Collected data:
○ ○ ○ ○ ○ ○ ○
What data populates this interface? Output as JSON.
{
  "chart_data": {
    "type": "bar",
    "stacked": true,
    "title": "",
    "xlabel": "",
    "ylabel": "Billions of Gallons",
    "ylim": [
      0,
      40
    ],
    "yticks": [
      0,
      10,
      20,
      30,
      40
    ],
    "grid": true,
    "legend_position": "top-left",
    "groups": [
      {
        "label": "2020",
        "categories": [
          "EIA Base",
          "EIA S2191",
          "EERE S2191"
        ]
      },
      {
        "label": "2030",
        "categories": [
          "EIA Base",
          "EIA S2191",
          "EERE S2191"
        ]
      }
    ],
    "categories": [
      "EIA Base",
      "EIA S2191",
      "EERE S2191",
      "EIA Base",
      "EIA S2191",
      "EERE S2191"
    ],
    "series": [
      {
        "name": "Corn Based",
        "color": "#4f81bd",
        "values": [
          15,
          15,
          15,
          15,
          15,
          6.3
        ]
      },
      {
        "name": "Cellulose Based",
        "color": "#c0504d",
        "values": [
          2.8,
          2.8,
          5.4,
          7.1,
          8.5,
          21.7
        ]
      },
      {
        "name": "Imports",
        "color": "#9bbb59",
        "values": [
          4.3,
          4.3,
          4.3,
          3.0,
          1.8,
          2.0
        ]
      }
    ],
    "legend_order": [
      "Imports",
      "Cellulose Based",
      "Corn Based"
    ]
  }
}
○ ○ ○ ○ ○ ○ ○
*Task to complete*
Quote the entire listing above exactly.

*Response to this exercise*
What data populates this interface? Output as JSON.
{
  "chart_data": {
    "type": "bar",
    "stacked": true,
    "title": "",
    "xlabel": "",
    "ylabel": "Billions of Gallons",
    "ylim": [
      0,
      40
    ],
    "yticks": [
      0,
      10,
      20,
      30,
      40
    ],
    "grid": true,
    "legend_position": "top-left",
    "groups": [
      {
        "label": "2020",
        "categories": [
          "EIA Base",
          "EIA S2191",
          "EERE S2191"
        ]
      },
      {
        "label": "2030",
        "categories": [
          "EIA Base",
          "EIA S2191",
          "EERE S2191"
        ]
      }
    ],
    "categories": [
      "EIA Base",
      "EIA S2191",
      "EERE S2191",
      "EIA Base",
      "EIA S2191",
      "EERE S2191"
    ],
    "series": [
      {
        "name": "Corn Based",
        "color": "#4f81bd",
        "values": [
          15,
          15,
          15,
          15,
          15,
          6.3
        ]
      },
      {
        "name": "Cellulose Based",
        "color": "#c0504d",
        "values": [
          2.8,
          2.8,
          5.4,
          7.1,
          8.5,
          21.7
        ]
      },
      {
        "name": "Imports",
        "color": "#9bbb59",
        "values": [
          4.3,
          4.3,
          4.3,
          3.0,
          1.8,
          2.0
        ]
      }
    ],
    "legend_order": [
      "Imports",
      "Cellulose Based",
      "Corn Based"
    ]
  }
}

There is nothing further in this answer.